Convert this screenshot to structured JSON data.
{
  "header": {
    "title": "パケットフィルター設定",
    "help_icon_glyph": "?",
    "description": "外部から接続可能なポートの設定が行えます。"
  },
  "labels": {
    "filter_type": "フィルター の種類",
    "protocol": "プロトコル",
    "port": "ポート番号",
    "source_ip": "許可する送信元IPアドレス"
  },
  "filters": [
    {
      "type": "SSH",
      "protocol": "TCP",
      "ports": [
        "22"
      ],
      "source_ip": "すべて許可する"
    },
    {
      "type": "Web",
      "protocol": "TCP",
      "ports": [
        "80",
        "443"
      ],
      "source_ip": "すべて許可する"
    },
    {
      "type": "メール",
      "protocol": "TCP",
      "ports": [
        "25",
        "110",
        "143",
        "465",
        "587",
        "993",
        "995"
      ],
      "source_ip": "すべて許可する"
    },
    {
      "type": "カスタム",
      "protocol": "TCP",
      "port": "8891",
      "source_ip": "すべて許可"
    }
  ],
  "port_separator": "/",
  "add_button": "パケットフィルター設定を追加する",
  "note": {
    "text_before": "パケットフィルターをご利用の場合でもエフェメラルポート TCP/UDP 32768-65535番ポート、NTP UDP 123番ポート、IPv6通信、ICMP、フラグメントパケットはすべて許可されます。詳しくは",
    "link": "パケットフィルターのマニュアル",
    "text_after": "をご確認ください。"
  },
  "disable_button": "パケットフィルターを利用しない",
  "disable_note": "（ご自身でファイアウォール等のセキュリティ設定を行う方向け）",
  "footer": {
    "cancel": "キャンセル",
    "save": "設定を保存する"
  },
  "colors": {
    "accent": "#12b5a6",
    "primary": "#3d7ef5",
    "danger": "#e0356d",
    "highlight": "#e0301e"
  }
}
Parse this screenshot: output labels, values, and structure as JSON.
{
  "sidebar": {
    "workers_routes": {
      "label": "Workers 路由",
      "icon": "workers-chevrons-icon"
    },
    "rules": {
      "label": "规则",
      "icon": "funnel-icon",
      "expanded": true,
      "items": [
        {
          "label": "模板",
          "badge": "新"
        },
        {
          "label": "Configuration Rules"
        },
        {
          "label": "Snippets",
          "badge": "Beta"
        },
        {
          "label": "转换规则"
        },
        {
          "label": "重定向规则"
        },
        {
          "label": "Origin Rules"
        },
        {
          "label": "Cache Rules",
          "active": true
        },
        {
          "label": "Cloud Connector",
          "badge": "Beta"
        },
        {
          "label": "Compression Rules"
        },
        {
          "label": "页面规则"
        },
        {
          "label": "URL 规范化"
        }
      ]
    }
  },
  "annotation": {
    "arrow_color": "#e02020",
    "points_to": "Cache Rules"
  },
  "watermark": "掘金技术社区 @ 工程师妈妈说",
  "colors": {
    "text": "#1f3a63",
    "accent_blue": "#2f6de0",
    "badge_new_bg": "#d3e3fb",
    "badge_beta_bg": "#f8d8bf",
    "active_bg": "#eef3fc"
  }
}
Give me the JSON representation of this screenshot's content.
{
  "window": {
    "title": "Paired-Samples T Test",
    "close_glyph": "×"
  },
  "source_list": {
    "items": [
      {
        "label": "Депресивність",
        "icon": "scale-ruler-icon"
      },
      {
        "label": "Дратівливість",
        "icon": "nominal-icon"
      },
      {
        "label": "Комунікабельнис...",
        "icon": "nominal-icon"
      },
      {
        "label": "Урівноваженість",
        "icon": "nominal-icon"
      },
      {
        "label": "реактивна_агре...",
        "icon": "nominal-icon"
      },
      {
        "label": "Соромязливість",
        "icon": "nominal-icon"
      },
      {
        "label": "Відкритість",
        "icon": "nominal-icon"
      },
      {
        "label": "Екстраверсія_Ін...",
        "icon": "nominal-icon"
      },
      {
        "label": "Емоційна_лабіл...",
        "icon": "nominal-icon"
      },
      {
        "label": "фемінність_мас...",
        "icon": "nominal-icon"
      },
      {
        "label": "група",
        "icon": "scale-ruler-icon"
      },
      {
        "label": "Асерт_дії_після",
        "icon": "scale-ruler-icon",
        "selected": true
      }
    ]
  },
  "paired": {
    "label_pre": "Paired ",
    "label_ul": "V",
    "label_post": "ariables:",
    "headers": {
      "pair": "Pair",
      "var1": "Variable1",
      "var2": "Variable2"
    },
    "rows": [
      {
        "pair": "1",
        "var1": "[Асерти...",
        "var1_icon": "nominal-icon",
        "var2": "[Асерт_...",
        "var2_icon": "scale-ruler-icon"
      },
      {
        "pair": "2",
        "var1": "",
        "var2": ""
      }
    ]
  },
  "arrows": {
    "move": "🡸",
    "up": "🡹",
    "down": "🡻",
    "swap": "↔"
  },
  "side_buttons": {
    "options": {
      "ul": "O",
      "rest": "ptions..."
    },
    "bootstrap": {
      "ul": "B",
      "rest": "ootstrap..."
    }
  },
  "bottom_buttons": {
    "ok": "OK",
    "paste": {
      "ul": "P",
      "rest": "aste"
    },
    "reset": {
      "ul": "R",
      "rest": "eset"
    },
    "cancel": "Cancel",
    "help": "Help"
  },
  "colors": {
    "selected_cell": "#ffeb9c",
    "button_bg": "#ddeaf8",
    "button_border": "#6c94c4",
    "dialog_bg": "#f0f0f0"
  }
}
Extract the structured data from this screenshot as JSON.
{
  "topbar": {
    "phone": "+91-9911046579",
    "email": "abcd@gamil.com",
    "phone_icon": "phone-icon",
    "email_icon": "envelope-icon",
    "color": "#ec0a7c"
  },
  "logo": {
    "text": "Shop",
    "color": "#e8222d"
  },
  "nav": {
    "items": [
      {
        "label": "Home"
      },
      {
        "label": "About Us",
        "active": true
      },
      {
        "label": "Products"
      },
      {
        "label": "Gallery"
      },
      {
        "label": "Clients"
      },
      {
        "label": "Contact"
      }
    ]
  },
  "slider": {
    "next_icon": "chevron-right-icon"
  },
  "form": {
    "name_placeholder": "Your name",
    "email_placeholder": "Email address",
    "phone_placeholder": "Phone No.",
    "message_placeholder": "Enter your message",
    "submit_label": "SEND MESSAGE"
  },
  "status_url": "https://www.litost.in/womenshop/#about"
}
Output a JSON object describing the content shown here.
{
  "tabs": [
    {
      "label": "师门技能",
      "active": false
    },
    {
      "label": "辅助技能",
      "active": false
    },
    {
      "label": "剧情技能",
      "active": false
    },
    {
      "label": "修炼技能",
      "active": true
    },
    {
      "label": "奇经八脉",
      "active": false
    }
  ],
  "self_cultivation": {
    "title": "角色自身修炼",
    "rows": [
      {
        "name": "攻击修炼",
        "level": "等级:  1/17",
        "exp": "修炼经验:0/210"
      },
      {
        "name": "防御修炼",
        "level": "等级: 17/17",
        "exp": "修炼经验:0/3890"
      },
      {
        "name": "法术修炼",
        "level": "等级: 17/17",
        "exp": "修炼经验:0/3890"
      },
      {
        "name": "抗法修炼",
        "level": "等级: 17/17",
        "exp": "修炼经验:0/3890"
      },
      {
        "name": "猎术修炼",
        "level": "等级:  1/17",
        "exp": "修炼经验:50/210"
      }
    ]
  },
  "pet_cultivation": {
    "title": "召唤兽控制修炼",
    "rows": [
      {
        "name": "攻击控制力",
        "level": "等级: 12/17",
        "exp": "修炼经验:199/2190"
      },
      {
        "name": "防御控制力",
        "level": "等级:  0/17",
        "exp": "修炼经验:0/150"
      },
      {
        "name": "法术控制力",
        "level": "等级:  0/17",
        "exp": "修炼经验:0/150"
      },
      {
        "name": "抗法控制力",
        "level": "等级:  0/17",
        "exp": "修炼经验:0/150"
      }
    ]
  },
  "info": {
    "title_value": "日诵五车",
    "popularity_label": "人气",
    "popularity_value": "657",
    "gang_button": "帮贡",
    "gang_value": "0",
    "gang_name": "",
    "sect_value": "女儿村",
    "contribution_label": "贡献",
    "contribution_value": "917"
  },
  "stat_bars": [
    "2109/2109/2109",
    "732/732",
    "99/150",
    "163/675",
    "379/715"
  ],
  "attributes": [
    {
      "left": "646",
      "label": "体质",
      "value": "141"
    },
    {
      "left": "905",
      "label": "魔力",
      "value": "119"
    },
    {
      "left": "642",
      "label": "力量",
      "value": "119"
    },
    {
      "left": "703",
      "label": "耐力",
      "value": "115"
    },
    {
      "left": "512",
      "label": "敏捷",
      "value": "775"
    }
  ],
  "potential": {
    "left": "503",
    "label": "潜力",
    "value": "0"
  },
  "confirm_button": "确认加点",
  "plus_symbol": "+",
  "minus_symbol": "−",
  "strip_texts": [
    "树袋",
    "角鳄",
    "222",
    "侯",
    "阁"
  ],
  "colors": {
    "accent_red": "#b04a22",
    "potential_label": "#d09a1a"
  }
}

________

State only the count of lines above that hold the string "scale".

*Final answer*. 4